*WHAT TO WORK ON:* Convert the items from the start through the line containing "698, 170, 718]" into a Markdown table with the columns Row and Line, numbering each line and leaving out any blank lines.
──────── DATASET EXCERPTS ────────
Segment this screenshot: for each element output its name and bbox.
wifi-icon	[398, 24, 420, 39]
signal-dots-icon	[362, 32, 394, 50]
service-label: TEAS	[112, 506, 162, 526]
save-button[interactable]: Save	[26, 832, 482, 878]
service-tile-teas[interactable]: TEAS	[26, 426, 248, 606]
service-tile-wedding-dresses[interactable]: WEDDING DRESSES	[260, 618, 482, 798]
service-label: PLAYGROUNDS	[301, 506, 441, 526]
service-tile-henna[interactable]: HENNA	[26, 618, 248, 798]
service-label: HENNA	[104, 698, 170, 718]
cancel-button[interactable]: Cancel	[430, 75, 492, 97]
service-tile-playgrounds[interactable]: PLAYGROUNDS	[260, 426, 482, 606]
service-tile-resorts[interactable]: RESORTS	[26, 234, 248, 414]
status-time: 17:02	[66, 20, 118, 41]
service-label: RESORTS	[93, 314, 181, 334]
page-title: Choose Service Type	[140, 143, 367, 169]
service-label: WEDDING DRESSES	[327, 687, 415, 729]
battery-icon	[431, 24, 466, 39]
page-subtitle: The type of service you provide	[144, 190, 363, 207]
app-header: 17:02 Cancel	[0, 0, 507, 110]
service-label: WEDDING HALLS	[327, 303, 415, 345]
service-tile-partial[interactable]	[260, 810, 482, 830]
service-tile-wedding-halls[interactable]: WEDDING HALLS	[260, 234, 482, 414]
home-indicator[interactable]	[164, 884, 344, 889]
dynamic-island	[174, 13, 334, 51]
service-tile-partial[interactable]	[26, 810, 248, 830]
────────
*WRITTEN ANSWER:*
| Row | Line |
|---|---|
| 1 | Segment this screenshot: for each element output its name and bbox. |
| 2 | wifi-icon	[398, 24, 420, 39] |
| 3 | signal-dots-icon	[362, 32, 394, 50] |
| 4 | service-label: TEAS	[112, 506, 162, 526] |
| 5 | save-button[interactable]: Save	[26, 832, 482, 878] |
| 6 | service-tile-teas[interactable]: TEAS	[26, 426, 248, 606] |
| 7 | service-tile-wedding-dresses[interactable]: WEDDING DRESSES	[260, 618, 482, 798] |
| 8 | service-label: PLAYGROUNDS	[301, 506, 441, 526] |
| 9 | service-tile-henna[interactable]: HENNA	[26, 618, 248, 798] |
| 10 | service-label: HENNA	[104, 698, 170, 718] |